_What is expected_: All the data should be repeated exactly. Any image in it is left out.
— START OF Information given —
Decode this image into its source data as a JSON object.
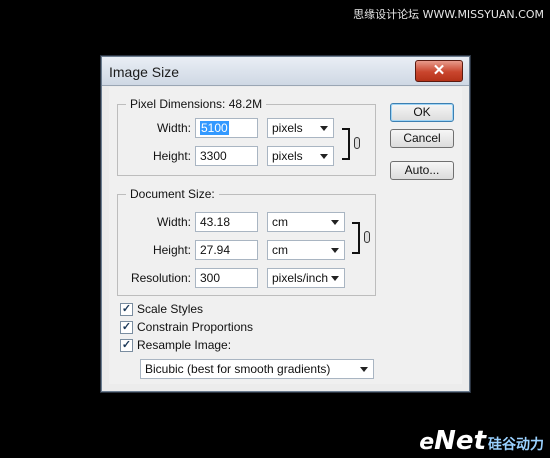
{
  "watermark": {
    "top_text": "思缘设计论坛 WWW.MISSYUAN.COM",
    "bottom_e": "e",
    "bottom_net": "Net",
    "bottom_cn": "硅谷动力"
  },
  "dialog": {
    "title": "Image Size",
    "close_glyph": "✕",
    "pixel_dimensions": {
      "legend": "Pixel Dimensions:",
      "size": "48.2M",
      "width_label": "Width:",
      "width_value": "5100",
      "width_unit": "pixels",
      "height_label": "Height:",
      "height_value": "3300",
      "height_unit": "pixels"
    },
    "document_size": {
      "legend": "Document Size:",
      "width_label": "Width:",
      "width_value": "43.18",
      "width_unit": "cm",
      "height_label": "Height:",
      "height_value": "27.94",
      "height_unit": "cm",
      "resolution_label": "Resolution:",
      "resolution_value": "300",
      "resolution_unit": "pixels/inch"
    },
    "buttons": {
      "ok": "OK",
      "cancel": "Cancel",
      "auto": "Auto..."
    },
    "options": {
      "scale_styles": {
        "label": "Scale Styles",
        "checked": true
      },
      "constrain_proportions": {
        "label": "Constrain Proportions",
        "checked": true
      },
      "resample_image": {
        "label": "Resample Image:",
        "checked": true
      },
      "resample_method": "Bicubic (best for smooth gradients)"
    },
    "check_glyph": "✓",
    "icons": {
      "close": "close-icon",
      "link": "chain-link-icon",
      "dropdown": "chevron-down-icon"
    }
  }
}
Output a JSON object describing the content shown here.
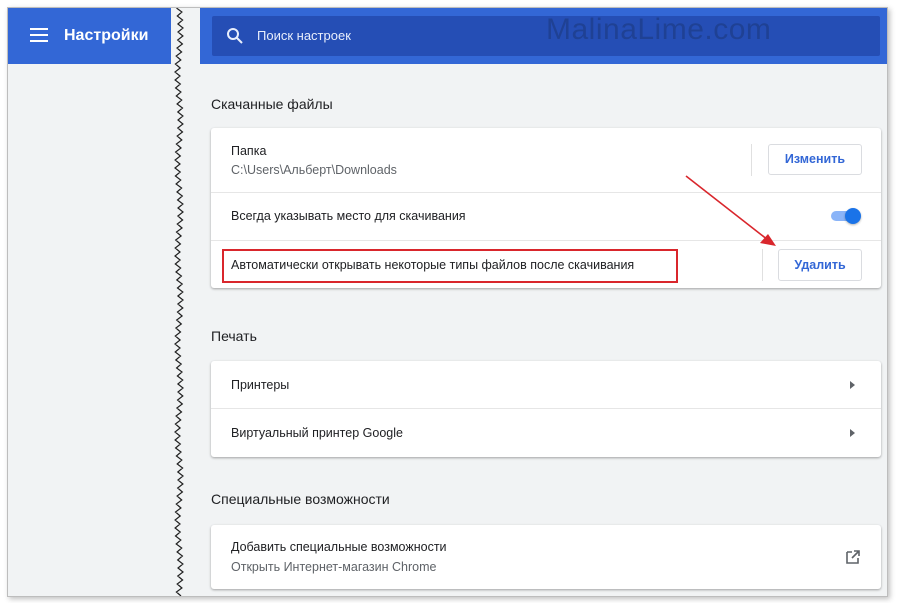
{
  "left_header": {
    "menu_icon": "hamburger-icon",
    "title": "Настройки"
  },
  "search": {
    "icon": "search-icon",
    "placeholder": "Поиск настроек"
  },
  "watermark": "MalinaLime.com",
  "downloads": {
    "title": "Скачанные файлы",
    "folder_label": "Папка",
    "folder_path": "C:\\Users\\Альберт\\Downloads",
    "change_button": "Изменить",
    "ask_location_label": "Всегда указывать место для скачивания",
    "ask_location_enabled": true,
    "auto_open_label": "Автоматически открывать некоторые типы файлов после скачивания",
    "delete_button": "Удалить"
  },
  "printing": {
    "title": "Печать",
    "items": [
      {
        "label": "Принтеры"
      },
      {
        "label": "Виртуальный принтер Google"
      }
    ]
  },
  "accessibility": {
    "title": "Специальные возможности",
    "add_label": "Добавить специальные возможности",
    "add_sub": "Открыть Интернет-магазин Chrome",
    "icon": "external-link-icon"
  },
  "colors": {
    "header_blue": "#3367d6",
    "search_bg": "#254eb5",
    "accent": "#1a73e8",
    "annotation_red": "#d9262c"
  }
}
— END OF Information given —
_Written solution_:
Decode this image into its source data as a JSON object.
{
  "watermark": {
    "top_text": "思缘设计论坛 WWW.MISSYUAN.COM",
    "bottom_e": "e",
    "bottom_net": "Net",
    "bottom_cn": "硅谷动力"
  },
  "dialog": {
    "title": "Image Size",
    "close_glyph": "✕",
    "pixel_dimensions": {
      "legend": "Pixel Dimensions:",
      "size": "48.2M",
      "width_label": "Width:",
      "width_value": "5100",
      "width_unit": "pixels",
      "height_label": "Height:",
      "height_value": "3300",
      "height_unit": "pixels"
    },
    "document_size": {
      "legend": "Document Size:",
      "width_label": "Width:",
      "width_value": "43.18",
      "width_unit": "cm",
      "height_label": "Height:",
      "height_value": "27.94",
      "height_unit": "cm",
      "resolution_label": "Resolution:",
      "resolution_value": "300",
      "resolution_unit": "pixels/inch"
    },
    "buttons": {
      "ok": "OK",
      "cancel": "Cancel",
      "auto": "Auto..."
    },
    "options": {
      "scale_styles": {
        "label": "Scale Styles",
        "checked": true
      },
      "constrain_proportions": {
        "label": "Constrain Proportions",
        "checked": true
      },
      "resample_image": {
        "label": "Resample Image:",
        "checked": true
      },
      "resample_method": "Bicubic (best for smooth gradients)"
    },
    "check_glyph": "✓",
    "icons": {
      "close": "close-icon",
      "link": "chain-link-icon",
      "dropdown": "chevron-down-icon"
    }
  }
}
Output a JSON object describing the content shown here.
{
  "left_header": {
    "menu_icon": "hamburger-icon",
    "title": "Настройки"
  },
  "search": {
    "icon": "search-icon",
    "placeholder": "Поиск настроек"
  },
  "watermark": "MalinaLime.com",
  "downloads": {
    "title": "Скачанные файлы",
    "folder_label": "Папка",
    "folder_path": "C:\\Users\\Альберт\\Downloads",
    "change_button": "Изменить",
    "ask_location_label": "Всегда указывать место для скачивания",
    "ask_location_enabled": true,
    "auto_open_label": "Автоматически открывать некоторые типы файлов после скачивания",
    "delete_button": "Удалить"
  },
  "printing": {
    "title": "Печать",
    "items": [
      {
        "label": "Принтеры"
      },
      {
        "label": "Виртуальный принтер Google"
      }
    ]
  },
  "accessibility": {
    "title": "Специальные возможности",
    "add_label": "Добавить специальные возможности",
    "add_sub": "Открыть Интернет-магазин Chrome",
    "icon": "external-link-icon"
  },
  "colors": {
    "header_blue": "#3367d6",
    "search_bg": "#254eb5",
    "accent": "#1a73e8",
    "annotation_red": "#d9262c"
  }
}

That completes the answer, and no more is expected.